PROBLEM TO WORK ON = List every name in the mailing-list message about XMLA security below that ends in "SchemaReader".

EXCERPT PROVIDED =
^^^^

[Mondrian] XMLA Security

Julian Hyde julianhyde at speakeasy.net
Wed Mar 21 05:48:15 EDT 2007

You should extend SchemaReader. It shouldn't be that painful for
existing code - implementations generally extend DelegatingSchemaReader
or RolapSchemaReader, so they wouldn't have to do any extra work.
Note that if you grant access to a member of a hierarchy, you implicitly
see all of its ancestors. E.g. if you give access to San Francsisco, you
see California and USA. Unless, that is, you set top-level to City or
When you've done the code changes, send me a zip file and I'll check
them in. As part of your code change, please document the rules you are
implementing in schema.html, and add tests in AccessControlTest.


From: mondrian-bounces at pentaho.org [mailto:mondrian-bounces at pentaho.org]
On Behalf Of Pedro Casals
Sent: Tuesday, March 20, 2007 12:20 PM
To: Mondrian developer mailing list
Subject: Re: [Mondrian] XMLA Security

I agree, it's easier to manage things through SchemaReader. However,
there are some methods missing: I've seen
schemaReader.getHierarchyLevels(hierarchy) (for Hierarchy.getLevels())
but not getLevelDepth, getDimensions, etc.
How would you feel if I added these methods to the SchemaReader
interface? I kown changing interfaces is hard for all those that have
implemented functionalities based on the interface, but extending the
interface to a new interface like SecuritySchemaReader would make thing
quite confusing, wouldn't it?

^^^^

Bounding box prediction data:
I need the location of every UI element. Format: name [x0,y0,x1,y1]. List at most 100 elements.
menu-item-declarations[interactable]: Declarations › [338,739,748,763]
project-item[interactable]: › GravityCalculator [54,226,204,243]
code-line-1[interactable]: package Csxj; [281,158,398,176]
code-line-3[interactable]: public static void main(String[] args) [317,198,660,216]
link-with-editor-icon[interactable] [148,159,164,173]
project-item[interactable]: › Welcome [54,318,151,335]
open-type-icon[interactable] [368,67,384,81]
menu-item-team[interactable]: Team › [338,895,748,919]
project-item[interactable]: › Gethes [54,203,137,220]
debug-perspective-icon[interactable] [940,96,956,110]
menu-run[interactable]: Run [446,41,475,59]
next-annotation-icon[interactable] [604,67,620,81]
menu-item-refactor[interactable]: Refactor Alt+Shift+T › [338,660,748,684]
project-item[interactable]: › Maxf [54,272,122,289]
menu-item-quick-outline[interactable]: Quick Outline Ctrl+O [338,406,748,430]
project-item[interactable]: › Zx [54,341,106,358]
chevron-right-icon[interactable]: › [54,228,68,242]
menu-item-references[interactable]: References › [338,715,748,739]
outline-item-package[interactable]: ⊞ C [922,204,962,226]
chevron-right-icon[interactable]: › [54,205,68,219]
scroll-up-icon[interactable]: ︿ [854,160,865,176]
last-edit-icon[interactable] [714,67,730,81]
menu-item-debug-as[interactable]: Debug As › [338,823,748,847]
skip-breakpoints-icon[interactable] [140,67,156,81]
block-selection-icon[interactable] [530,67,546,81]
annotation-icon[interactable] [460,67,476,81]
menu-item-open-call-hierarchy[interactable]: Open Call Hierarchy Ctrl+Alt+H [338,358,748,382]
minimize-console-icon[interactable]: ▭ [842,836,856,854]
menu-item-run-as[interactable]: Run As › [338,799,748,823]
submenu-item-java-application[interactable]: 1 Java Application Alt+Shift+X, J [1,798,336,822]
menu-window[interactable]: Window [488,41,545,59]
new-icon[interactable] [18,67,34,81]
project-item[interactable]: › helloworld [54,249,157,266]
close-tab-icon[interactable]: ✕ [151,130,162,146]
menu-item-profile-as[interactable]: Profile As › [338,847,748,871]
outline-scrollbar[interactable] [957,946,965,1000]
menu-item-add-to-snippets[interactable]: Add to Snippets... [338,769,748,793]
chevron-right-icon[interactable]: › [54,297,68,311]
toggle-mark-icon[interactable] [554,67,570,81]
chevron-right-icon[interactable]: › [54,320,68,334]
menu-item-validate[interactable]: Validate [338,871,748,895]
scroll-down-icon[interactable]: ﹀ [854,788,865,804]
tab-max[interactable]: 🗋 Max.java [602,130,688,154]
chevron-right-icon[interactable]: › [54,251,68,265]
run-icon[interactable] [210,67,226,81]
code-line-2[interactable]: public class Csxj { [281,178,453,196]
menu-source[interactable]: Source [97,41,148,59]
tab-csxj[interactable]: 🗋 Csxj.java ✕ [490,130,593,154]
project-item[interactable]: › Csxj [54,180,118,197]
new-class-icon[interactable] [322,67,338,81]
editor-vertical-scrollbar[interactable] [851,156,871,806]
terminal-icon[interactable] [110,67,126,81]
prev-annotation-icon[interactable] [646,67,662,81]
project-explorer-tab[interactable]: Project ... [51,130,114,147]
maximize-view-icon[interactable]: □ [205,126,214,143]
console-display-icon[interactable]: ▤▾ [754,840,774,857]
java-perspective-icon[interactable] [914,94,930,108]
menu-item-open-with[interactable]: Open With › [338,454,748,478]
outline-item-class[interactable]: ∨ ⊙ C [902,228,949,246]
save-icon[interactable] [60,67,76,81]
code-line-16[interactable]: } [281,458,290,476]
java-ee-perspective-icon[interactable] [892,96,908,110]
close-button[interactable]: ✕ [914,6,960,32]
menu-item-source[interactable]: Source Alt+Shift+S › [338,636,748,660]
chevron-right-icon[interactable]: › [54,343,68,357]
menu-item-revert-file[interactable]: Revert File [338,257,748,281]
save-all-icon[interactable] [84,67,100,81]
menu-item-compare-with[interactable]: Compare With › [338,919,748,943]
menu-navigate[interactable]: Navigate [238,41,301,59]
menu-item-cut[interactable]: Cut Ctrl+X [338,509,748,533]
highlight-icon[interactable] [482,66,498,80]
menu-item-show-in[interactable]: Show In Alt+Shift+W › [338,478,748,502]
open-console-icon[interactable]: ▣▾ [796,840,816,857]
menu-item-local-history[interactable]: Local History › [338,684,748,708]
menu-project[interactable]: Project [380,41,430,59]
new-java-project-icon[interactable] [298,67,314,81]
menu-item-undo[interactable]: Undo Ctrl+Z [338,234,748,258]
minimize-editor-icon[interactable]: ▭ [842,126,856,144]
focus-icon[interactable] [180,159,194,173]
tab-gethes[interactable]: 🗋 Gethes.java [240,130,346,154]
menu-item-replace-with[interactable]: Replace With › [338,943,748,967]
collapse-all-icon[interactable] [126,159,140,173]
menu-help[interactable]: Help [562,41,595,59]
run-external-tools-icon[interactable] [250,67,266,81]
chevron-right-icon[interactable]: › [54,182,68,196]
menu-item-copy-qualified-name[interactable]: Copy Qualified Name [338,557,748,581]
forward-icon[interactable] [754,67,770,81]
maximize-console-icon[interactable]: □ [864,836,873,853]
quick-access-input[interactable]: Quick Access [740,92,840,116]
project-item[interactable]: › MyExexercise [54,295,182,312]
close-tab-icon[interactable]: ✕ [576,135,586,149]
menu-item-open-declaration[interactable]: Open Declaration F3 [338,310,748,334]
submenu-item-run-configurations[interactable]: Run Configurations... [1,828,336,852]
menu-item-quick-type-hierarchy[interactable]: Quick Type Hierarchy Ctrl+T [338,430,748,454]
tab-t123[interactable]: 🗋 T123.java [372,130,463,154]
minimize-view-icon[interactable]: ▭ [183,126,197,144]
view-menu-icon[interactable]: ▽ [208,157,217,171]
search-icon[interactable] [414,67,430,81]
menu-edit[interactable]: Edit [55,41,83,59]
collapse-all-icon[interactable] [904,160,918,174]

^^^^

WRITTEN ANSWER = SchemaReader, DelegatingSchemaReader, RolapSchemaReader, SecuritySchemaReader